* Prompt *
Copy each line of the data below with the word "系统加密".

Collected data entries
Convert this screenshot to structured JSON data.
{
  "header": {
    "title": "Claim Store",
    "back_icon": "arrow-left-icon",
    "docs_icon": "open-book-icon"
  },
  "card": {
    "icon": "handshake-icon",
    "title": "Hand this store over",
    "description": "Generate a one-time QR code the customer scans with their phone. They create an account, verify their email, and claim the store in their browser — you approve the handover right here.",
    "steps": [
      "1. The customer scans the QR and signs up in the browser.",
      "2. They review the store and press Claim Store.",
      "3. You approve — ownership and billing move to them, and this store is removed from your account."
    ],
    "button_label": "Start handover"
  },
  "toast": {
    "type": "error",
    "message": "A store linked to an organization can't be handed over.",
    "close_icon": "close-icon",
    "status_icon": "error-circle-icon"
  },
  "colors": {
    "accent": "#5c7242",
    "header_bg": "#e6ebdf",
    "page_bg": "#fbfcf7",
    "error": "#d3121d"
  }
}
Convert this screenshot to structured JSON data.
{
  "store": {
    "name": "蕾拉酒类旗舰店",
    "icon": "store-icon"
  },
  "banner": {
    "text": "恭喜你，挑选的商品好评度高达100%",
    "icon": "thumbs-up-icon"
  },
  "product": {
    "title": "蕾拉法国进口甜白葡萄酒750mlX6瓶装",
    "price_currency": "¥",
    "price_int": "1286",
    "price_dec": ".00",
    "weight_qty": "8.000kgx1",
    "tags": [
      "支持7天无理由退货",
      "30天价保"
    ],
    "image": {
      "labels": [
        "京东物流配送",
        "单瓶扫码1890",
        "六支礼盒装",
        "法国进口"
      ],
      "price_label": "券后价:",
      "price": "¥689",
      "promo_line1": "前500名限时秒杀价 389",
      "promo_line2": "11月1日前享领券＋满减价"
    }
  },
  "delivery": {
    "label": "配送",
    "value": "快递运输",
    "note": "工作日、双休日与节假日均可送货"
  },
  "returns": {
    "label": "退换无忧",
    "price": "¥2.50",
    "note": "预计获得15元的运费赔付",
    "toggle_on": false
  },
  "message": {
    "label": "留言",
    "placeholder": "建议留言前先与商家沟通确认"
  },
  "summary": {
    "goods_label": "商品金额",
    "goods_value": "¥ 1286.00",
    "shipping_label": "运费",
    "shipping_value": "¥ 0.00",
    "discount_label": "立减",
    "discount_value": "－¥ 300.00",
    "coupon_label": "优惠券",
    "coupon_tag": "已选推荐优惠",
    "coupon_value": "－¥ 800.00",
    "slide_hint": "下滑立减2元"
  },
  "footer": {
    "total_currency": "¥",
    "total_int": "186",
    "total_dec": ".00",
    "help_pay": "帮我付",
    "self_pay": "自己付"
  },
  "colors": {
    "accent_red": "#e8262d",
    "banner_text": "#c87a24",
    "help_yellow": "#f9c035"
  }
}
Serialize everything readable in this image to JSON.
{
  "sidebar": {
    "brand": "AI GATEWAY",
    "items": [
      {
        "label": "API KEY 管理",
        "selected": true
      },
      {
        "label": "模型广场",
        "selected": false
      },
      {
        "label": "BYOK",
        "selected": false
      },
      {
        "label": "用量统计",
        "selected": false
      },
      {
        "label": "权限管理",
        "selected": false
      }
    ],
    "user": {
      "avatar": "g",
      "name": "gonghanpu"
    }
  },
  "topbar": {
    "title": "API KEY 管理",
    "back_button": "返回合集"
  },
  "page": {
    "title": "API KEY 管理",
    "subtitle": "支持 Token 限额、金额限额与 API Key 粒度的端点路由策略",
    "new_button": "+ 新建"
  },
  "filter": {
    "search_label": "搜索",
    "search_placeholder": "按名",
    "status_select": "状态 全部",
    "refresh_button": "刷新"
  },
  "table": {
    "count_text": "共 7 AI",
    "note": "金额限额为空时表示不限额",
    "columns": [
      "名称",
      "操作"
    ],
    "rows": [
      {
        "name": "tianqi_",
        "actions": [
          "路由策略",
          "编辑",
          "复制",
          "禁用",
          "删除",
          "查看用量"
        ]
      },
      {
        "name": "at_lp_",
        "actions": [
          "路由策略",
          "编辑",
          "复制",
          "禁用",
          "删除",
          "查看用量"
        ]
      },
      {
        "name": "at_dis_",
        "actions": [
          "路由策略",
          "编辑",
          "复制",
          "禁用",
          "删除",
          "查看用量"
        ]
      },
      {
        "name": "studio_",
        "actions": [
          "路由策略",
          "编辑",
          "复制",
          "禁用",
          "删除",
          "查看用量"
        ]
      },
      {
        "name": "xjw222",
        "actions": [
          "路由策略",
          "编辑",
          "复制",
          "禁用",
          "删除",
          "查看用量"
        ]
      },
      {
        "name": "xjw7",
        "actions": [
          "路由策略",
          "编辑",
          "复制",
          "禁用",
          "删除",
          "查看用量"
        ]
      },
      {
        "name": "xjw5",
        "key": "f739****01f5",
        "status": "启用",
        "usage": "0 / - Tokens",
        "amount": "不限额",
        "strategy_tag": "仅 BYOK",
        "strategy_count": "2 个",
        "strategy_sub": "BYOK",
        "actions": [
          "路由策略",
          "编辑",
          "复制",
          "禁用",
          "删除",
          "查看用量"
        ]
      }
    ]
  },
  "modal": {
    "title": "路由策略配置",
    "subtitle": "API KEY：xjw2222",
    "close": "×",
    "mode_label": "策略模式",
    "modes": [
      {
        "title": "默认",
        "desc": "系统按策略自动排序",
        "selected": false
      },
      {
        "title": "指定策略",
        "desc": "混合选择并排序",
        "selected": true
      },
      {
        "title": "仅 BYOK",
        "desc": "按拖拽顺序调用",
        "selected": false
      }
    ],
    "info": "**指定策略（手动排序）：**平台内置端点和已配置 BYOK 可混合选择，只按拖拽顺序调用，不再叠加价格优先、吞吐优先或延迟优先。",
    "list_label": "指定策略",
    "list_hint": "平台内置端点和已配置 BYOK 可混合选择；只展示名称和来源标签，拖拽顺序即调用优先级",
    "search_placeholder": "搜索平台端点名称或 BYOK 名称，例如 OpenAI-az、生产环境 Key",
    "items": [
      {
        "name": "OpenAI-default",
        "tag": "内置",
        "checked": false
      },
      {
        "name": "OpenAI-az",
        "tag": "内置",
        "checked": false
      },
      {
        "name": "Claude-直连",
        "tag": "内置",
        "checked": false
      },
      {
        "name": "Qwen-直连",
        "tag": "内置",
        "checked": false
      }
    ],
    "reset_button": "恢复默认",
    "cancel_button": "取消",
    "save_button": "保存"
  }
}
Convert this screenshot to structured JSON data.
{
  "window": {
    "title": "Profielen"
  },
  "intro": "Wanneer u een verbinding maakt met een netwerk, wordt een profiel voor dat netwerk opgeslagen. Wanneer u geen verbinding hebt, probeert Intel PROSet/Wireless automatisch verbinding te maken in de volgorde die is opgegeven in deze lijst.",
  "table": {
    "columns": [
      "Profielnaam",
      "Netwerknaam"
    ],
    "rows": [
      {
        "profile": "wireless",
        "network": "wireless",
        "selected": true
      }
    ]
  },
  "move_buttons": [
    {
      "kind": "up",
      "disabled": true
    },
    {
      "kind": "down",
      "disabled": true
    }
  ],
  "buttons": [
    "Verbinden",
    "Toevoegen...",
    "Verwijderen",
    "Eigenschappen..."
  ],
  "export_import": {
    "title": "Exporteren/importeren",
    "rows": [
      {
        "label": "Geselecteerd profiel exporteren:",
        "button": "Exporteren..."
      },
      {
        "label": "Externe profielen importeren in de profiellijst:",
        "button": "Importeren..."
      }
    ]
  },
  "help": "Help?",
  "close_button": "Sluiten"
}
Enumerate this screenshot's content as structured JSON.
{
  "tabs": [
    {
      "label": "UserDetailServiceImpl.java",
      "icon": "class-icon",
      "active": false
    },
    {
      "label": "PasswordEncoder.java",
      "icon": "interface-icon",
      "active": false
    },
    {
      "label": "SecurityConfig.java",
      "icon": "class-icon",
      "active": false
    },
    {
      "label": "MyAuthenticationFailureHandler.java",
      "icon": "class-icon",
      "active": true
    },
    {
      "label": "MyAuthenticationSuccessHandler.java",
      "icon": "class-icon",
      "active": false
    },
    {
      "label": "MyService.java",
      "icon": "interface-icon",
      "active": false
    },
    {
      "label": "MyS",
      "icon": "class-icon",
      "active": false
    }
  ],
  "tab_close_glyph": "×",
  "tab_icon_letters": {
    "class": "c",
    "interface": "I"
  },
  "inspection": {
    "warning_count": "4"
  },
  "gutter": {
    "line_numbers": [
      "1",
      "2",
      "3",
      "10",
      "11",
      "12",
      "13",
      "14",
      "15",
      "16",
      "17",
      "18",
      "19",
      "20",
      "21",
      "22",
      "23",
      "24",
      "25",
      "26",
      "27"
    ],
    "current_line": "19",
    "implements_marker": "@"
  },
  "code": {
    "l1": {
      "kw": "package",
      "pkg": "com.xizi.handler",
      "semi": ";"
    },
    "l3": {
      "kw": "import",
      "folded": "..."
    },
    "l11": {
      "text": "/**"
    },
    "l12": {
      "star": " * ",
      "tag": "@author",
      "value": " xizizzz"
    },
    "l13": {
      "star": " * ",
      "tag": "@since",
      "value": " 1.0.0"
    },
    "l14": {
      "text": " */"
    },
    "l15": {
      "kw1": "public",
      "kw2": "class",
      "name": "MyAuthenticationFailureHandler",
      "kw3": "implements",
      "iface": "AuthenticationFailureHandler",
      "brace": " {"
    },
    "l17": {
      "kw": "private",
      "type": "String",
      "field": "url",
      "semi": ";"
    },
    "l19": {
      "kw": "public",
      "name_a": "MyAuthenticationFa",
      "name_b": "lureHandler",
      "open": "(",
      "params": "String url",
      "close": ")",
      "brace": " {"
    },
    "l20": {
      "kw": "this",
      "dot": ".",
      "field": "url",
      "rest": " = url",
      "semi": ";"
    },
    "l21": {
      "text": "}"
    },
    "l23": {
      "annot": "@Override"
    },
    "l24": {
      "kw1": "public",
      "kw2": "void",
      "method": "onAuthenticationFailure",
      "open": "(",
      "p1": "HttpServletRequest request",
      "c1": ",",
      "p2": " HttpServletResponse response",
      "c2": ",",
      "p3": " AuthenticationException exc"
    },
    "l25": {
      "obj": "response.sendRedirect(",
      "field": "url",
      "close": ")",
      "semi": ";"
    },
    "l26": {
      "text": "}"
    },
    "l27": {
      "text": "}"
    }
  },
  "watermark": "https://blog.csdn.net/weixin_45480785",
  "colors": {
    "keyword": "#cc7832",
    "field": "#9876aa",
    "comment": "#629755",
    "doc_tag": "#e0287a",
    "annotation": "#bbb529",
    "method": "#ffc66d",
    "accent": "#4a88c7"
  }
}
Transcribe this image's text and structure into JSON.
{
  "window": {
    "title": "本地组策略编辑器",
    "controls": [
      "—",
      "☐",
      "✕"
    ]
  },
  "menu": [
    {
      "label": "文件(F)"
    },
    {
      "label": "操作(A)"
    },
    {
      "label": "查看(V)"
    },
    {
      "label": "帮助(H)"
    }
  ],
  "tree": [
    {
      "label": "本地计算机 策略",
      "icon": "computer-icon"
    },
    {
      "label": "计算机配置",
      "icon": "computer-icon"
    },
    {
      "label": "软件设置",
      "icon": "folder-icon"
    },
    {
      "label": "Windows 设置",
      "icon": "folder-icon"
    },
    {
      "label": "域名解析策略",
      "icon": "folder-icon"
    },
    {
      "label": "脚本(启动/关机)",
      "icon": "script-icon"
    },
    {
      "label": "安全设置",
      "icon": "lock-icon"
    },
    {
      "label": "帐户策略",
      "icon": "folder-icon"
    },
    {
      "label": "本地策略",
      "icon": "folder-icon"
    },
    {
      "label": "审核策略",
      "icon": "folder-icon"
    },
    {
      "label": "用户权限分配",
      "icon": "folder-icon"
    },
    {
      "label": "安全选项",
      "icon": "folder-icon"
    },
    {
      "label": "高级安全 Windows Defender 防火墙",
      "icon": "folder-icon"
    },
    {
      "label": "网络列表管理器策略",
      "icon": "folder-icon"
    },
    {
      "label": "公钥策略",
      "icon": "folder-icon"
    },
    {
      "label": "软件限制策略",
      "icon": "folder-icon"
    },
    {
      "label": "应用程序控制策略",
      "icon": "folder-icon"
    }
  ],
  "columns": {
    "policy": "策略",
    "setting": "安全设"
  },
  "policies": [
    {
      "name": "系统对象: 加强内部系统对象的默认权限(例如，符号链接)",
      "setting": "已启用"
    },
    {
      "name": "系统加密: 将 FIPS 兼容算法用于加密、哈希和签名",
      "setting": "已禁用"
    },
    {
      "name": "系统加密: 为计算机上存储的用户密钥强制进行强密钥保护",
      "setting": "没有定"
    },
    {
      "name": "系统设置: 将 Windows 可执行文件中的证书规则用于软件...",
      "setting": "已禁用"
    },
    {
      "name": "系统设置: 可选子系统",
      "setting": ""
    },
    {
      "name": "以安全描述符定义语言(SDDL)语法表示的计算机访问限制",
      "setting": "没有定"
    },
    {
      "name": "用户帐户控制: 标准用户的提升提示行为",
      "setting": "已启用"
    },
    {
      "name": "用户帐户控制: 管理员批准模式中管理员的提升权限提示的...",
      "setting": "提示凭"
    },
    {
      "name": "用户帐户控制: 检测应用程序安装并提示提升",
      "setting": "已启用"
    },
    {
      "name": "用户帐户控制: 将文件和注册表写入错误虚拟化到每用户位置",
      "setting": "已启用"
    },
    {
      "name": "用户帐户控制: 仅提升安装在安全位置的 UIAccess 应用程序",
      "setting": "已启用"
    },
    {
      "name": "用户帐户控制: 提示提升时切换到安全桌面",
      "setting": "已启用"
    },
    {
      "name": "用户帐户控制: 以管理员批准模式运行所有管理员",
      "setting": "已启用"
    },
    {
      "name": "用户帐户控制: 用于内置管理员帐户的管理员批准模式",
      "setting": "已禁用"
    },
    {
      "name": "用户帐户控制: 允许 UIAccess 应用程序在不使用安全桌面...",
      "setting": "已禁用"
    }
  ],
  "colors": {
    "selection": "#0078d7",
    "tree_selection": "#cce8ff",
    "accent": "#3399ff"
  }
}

* Full response *
      "name": "系统加密: 将 FIPS 兼容算法用于加密、哈希和签名",
      "name": "系统加密: 为计算机上存储的用户密钥强制进行强密钥保护",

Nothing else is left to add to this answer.